Records for processing:

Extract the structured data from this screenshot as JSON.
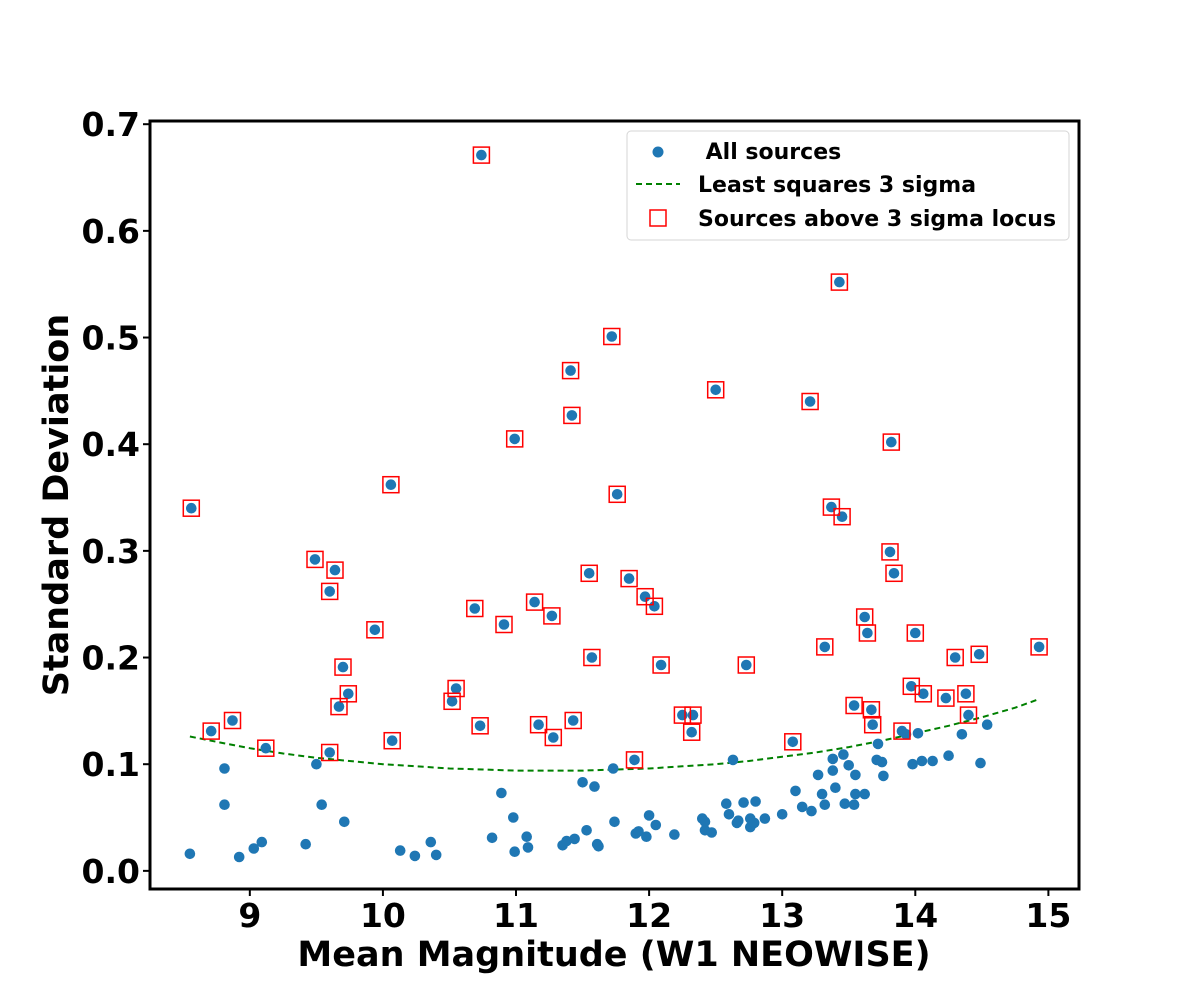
{
  "chart_data": {
    "type": "scatter",
    "title": "",
    "xlabel": "Mean Magnitude (W1 NEOWISE)",
    "ylabel": "Standard Deviation",
    "xlim": [
      8.25,
      15.23
    ],
    "ylim": [
      -0.017,
      0.703
    ],
    "xticks": [
      9,
      10,
      11,
      12,
      13,
      14,
      15
    ],
    "xtick_labels": [
      "9",
      "10",
      "11",
      "12",
      "13",
      "14",
      "15"
    ],
    "yticks": [
      0.0,
      0.1,
      0.2,
      0.3,
      0.4,
      0.5,
      0.6,
      0.7
    ],
    "ytick_labels": [
      "0.0",
      "0.1",
      "0.2",
      "0.3",
      "0.4",
      "0.5",
      "0.6",
      "0.7"
    ],
    "legend_position": "top-right",
    "colors": {
      "points": "#1f77b4",
      "fit": "#008000",
      "outlier_box": "#ff0000",
      "frame": "#000000"
    },
    "series": [
      {
        "name": "All sources",
        "kind": "points",
        "points": [
          [
            8.56,
            0.34
          ],
          [
            8.55,
            0.016
          ],
          [
            8.71,
            0.131
          ],
          [
            8.81,
            0.096
          ],
          [
            8.81,
            0.062
          ],
          [
            8.87,
            0.141
          ],
          [
            8.92,
            0.013
          ],
          [
            9.03,
            0.021
          ],
          [
            9.09,
            0.027
          ],
          [
            9.12,
            0.115
          ],
          [
            9.42,
            0.025
          ],
          [
            9.49,
            0.292
          ],
          [
            9.5,
            0.1
          ],
          [
            9.54,
            0.062
          ],
          [
            9.6,
            0.262
          ],
          [
            9.6,
            0.111
          ],
          [
            9.64,
            0.282
          ],
          [
            9.67,
            0.154
          ],
          [
            9.7,
            0.191
          ],
          [
            9.71,
            0.046
          ],
          [
            9.74,
            0.166
          ],
          [
            9.94,
            0.226
          ],
          [
            10.06,
            0.362
          ],
          [
            10.07,
            0.122
          ],
          [
            10.13,
            0.019
          ],
          [
            10.24,
            0.014
          ],
          [
            10.36,
            0.027
          ],
          [
            10.4,
            0.015
          ],
          [
            10.52,
            0.159
          ],
          [
            10.55,
            0.171
          ],
          [
            10.69,
            0.246
          ],
          [
            10.73,
            0.136
          ],
          [
            10.74,
            0.671
          ],
          [
            10.82,
            0.031
          ],
          [
            10.89,
            0.073
          ],
          [
            10.91,
            0.231
          ],
          [
            10.98,
            0.05
          ],
          [
            10.99,
            0.405
          ],
          [
            10.99,
            0.018
          ],
          [
            11.08,
            0.032
          ],
          [
            11.09,
            0.022
          ],
          [
            11.14,
            0.252
          ],
          [
            11.17,
            0.137
          ],
          [
            11.27,
            0.239
          ],
          [
            11.28,
            0.125
          ],
          [
            11.35,
            0.024
          ],
          [
            11.38,
            0.028
          ],
          [
            11.41,
            0.469
          ],
          [
            11.42,
            0.427
          ],
          [
            11.43,
            0.141
          ],
          [
            11.44,
            0.03
          ],
          [
            11.5,
            0.083
          ],
          [
            11.53,
            0.038
          ],
          [
            11.55,
            0.279
          ],
          [
            11.57,
            0.2
          ],
          [
            11.59,
            0.079
          ],
          [
            11.61,
            0.025
          ],
          [
            11.62,
            0.023
          ],
          [
            11.72,
            0.501
          ],
          [
            11.73,
            0.096
          ],
          [
            11.74,
            0.046
          ],
          [
            11.76,
            0.353
          ],
          [
            11.85,
            0.274
          ],
          [
            11.89,
            0.104
          ],
          [
            11.9,
            0.035
          ],
          [
            11.92,
            0.037
          ],
          [
            11.97,
            0.257
          ],
          [
            11.98,
            0.032
          ],
          [
            12.0,
            0.052
          ],
          [
            12.04,
            0.248
          ],
          [
            12.05,
            0.043
          ],
          [
            12.09,
            0.193
          ],
          [
            12.19,
            0.034
          ],
          [
            12.25,
            0.146
          ],
          [
            12.32,
            0.13
          ],
          [
            12.33,
            0.146
          ],
          [
            12.4,
            0.049
          ],
          [
            12.42,
            0.038
          ],
          [
            12.42,
            0.046
          ],
          [
            12.47,
            0.036
          ],
          [
            12.5,
            0.451
          ],
          [
            12.58,
            0.063
          ],
          [
            12.6,
            0.053
          ],
          [
            12.63,
            0.104
          ],
          [
            12.66,
            0.045
          ],
          [
            12.67,
            0.047
          ],
          [
            12.71,
            0.064
          ],
          [
            12.73,
            0.193
          ],
          [
            12.76,
            0.041
          ],
          [
            12.76,
            0.049
          ],
          [
            12.79,
            0.045
          ],
          [
            12.8,
            0.065
          ],
          [
            12.87,
            0.049
          ],
          [
            13.0,
            0.053
          ],
          [
            13.08,
            0.121
          ],
          [
            13.1,
            0.075
          ],
          [
            13.15,
            0.06
          ],
          [
            13.21,
            0.44
          ],
          [
            13.22,
            0.056
          ],
          [
            13.27,
            0.09
          ],
          [
            13.3,
            0.072
          ],
          [
            13.32,
            0.21
          ],
          [
            13.32,
            0.062
          ],
          [
            13.37,
            0.341
          ],
          [
            13.38,
            0.105
          ],
          [
            13.38,
            0.094
          ],
          [
            13.4,
            0.078
          ],
          [
            13.43,
            0.552
          ],
          [
            13.45,
            0.332
          ],
          [
            13.46,
            0.109
          ],
          [
            13.47,
            0.063
          ],
          [
            13.5,
            0.099
          ],
          [
            13.54,
            0.155
          ],
          [
            13.54,
            0.062
          ],
          [
            13.55,
            0.072
          ],
          [
            13.55,
            0.09
          ],
          [
            13.62,
            0.238
          ],
          [
            13.62,
            0.072
          ],
          [
            13.64,
            0.223
          ],
          [
            13.67,
            0.151
          ],
          [
            13.68,
            0.137
          ],
          [
            13.71,
            0.104
          ],
          [
            13.72,
            0.119
          ],
          [
            13.75,
            0.102
          ],
          [
            13.76,
            0.089
          ],
          [
            13.81,
            0.299
          ],
          [
            13.82,
            0.402
          ],
          [
            13.84,
            0.279
          ],
          [
            13.9,
            0.131
          ],
          [
            13.93,
            0.128
          ],
          [
            13.97,
            0.173
          ],
          [
            13.98,
            0.1
          ],
          [
            14.0,
            0.223
          ],
          [
            14.02,
            0.129
          ],
          [
            14.05,
            0.103
          ],
          [
            14.06,
            0.166
          ],
          [
            14.13,
            0.103
          ],
          [
            14.23,
            0.162
          ],
          [
            14.25,
            0.108
          ],
          [
            14.3,
            0.2
          ],
          [
            14.35,
            0.128
          ],
          [
            14.38,
            0.166
          ],
          [
            14.4,
            0.146
          ],
          [
            14.48,
            0.203
          ],
          [
            14.49,
            0.101
          ],
          [
            14.54,
            0.137
          ],
          [
            14.93,
            0.21
          ]
        ]
      },
      {
        "name": "Least squares 3 sigma",
        "kind": "line",
        "points": [
          [
            8.55,
            0.126
          ],
          [
            8.75,
            0.121
          ],
          [
            9.0,
            0.115
          ],
          [
            9.25,
            0.11
          ],
          [
            9.5,
            0.106
          ],
          [
            9.75,
            0.103
          ],
          [
            10.0,
            0.1
          ],
          [
            10.25,
            0.098
          ],
          [
            10.5,
            0.096
          ],
          [
            10.75,
            0.095
          ],
          [
            11.0,
            0.094
          ],
          [
            11.25,
            0.094
          ],
          [
            11.5,
            0.094
          ],
          [
            11.75,
            0.095
          ],
          [
            12.0,
            0.096
          ],
          [
            12.25,
            0.098
          ],
          [
            12.5,
            0.1
          ],
          [
            12.75,
            0.103
          ],
          [
            13.0,
            0.107
          ],
          [
            13.25,
            0.111
          ],
          [
            13.5,
            0.116
          ],
          [
            13.75,
            0.122
          ],
          [
            14.0,
            0.129
          ],
          [
            14.25,
            0.136
          ],
          [
            14.5,
            0.144
          ],
          [
            14.75,
            0.153
          ],
          [
            14.93,
            0.161
          ]
        ]
      },
      {
        "name": "Sources above 3 sigma locus",
        "kind": "boxes",
        "points": [
          [
            8.56,
            0.34
          ],
          [
            8.71,
            0.131
          ],
          [
            8.87,
            0.141
          ],
          [
            9.12,
            0.115
          ],
          [
            9.49,
            0.292
          ],
          [
            9.6,
            0.262
          ],
          [
            9.6,
            0.111
          ],
          [
            9.64,
            0.282
          ],
          [
            9.67,
            0.154
          ],
          [
            9.7,
            0.191
          ],
          [
            9.74,
            0.166
          ],
          [
            9.94,
            0.226
          ],
          [
            10.06,
            0.362
          ],
          [
            10.07,
            0.122
          ],
          [
            10.52,
            0.159
          ],
          [
            10.55,
            0.171
          ],
          [
            10.69,
            0.246
          ],
          [
            10.73,
            0.136
          ],
          [
            10.74,
            0.671
          ],
          [
            10.91,
            0.231
          ],
          [
            10.99,
            0.405
          ],
          [
            11.14,
            0.252
          ],
          [
            11.17,
            0.137
          ],
          [
            11.27,
            0.239
          ],
          [
            11.28,
            0.125
          ],
          [
            11.41,
            0.469
          ],
          [
            11.42,
            0.427
          ],
          [
            11.43,
            0.141
          ],
          [
            11.55,
            0.279
          ],
          [
            11.57,
            0.2
          ],
          [
            11.72,
            0.501
          ],
          [
            11.76,
            0.353
          ],
          [
            11.85,
            0.274
          ],
          [
            11.89,
            0.104
          ],
          [
            11.97,
            0.257
          ],
          [
            12.04,
            0.248
          ],
          [
            12.09,
            0.193
          ],
          [
            12.25,
            0.146
          ],
          [
            12.32,
            0.13
          ],
          [
            12.33,
            0.146
          ],
          [
            12.5,
            0.451
          ],
          [
            12.73,
            0.193
          ],
          [
            13.08,
            0.121
          ],
          [
            13.21,
            0.44
          ],
          [
            13.32,
            0.21
          ],
          [
            13.37,
            0.341
          ],
          [
            13.43,
            0.552
          ],
          [
            13.45,
            0.332
          ],
          [
            13.54,
            0.155
          ],
          [
            13.62,
            0.238
          ],
          [
            13.64,
            0.223
          ],
          [
            13.67,
            0.151
          ],
          [
            13.68,
            0.137
          ],
          [
            13.81,
            0.299
          ],
          [
            13.82,
            0.402
          ],
          [
            13.84,
            0.279
          ],
          [
            13.9,
            0.131
          ],
          [
            13.97,
            0.173
          ],
          [
            14.0,
            0.223
          ],
          [
            14.06,
            0.166
          ],
          [
            14.23,
            0.162
          ],
          [
            14.3,
            0.2
          ],
          [
            14.38,
            0.166
          ],
          [
            14.4,
            0.146
          ],
          [
            14.48,
            0.203
          ],
          [
            14.93,
            0.21
          ]
        ]
      }
    ],
    "legend": {
      "entries": [
        " All sources",
        "Least squares 3 sigma",
        "Sources above 3 sigma locus"
      ]
    }
  }
}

Exercise instructions:
Tally up the lines of the listing containing the word "above". Give only the total.

Full answer:
2